TASK GOAL »
Rewrite the lines as a numbered list, starting at the line that contains "x-axis-ticks: ROS analyse" and ending at the final line, both included, and omit any blank lines.

GIVEN RECORDS »
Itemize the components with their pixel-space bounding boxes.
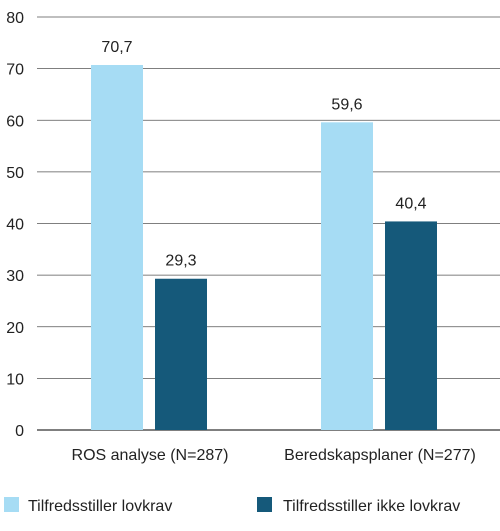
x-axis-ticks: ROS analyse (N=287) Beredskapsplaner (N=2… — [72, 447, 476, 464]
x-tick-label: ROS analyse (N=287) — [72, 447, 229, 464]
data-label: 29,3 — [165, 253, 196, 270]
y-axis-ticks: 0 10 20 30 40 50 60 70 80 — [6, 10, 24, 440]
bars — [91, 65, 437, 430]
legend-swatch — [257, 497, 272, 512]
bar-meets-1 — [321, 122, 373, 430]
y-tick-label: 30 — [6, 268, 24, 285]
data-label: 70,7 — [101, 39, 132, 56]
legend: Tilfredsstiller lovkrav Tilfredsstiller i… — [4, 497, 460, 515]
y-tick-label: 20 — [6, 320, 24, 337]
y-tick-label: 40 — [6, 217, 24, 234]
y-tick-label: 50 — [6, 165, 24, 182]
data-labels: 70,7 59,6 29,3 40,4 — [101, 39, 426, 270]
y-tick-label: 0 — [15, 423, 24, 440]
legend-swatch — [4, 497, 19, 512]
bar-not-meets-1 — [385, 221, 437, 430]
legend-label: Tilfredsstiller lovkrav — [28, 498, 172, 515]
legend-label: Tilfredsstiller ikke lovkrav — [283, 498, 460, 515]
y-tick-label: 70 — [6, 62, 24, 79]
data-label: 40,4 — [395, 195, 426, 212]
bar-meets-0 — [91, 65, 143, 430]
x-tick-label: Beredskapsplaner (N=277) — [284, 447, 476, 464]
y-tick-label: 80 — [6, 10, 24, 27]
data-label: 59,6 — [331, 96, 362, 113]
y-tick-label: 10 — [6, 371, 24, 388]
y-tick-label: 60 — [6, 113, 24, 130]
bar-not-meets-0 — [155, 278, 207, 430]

WRITTEN ANSWER »
1. x-axis-ticks: ROS analyse (N=287) Beredskapsplaner (N=2… — [72, 447, 476, 464]
2. x-tick-label: ROS analyse (N=287) — [72, 447, 229, 464]
3. data-label: 29,3 — [165, 253, 196, 270]
4. y-axis-ticks: 0 10 20 30 40 50 60 70 80 — [6, 10, 24, 440]
5. bars — [91, 65, 437, 430]
6. legend-swatch — [257, 497, 272, 512]
7. bar-meets-1 — [321, 122, 373, 430]
8. y-tick-label: 30 — [6, 268, 24, 285]
9. data-label: 70,7 — [101, 39, 132, 56]
10. legend: Tilfredsstiller lovkrav Tilfredsstiller i… — [4, 497, 460, 515]
11. y-tick-label: 20 — [6, 320, 24, 337]
12. y-tick-label: 40 — [6, 217, 24, 234]
13. y-tick-label: 50 — [6, 165, 24, 182]
14. data-labels: 70,7 59,6 29,3 40,4 — [101, 39, 426, 270]
15. y-tick-label: 0 — [15, 423, 24, 440]
16. legend-swatch — [4, 497, 19, 512]
17. bar-not-meets-1 — [385, 221, 437, 430]
18. legend-label: Tilfredsstiller lovkrav — [28, 498, 172, 515]
19. legend-label: Tilfredsstiller ikke lovkrav — [283, 498, 460, 515]
20. y-tick-label: 70 — [6, 62, 24, 79]
21. data-label: 40,4 — [395, 195, 426, 212]
22. bar-meets-0 — [91, 65, 143, 430]
23. x-tick-label: Beredskapsplaner (N=277) — [284, 447, 476, 464]
24. y-tick-label: 80 — [6, 10, 24, 27]
25. data-label: 59,6 — [331, 96, 362, 113]
26. y-tick-label: 10 — [6, 371, 24, 388]
27. y-tick-label: 60 — [6, 113, 24, 130]
28. bar-not-meets-0 — [155, 278, 207, 430]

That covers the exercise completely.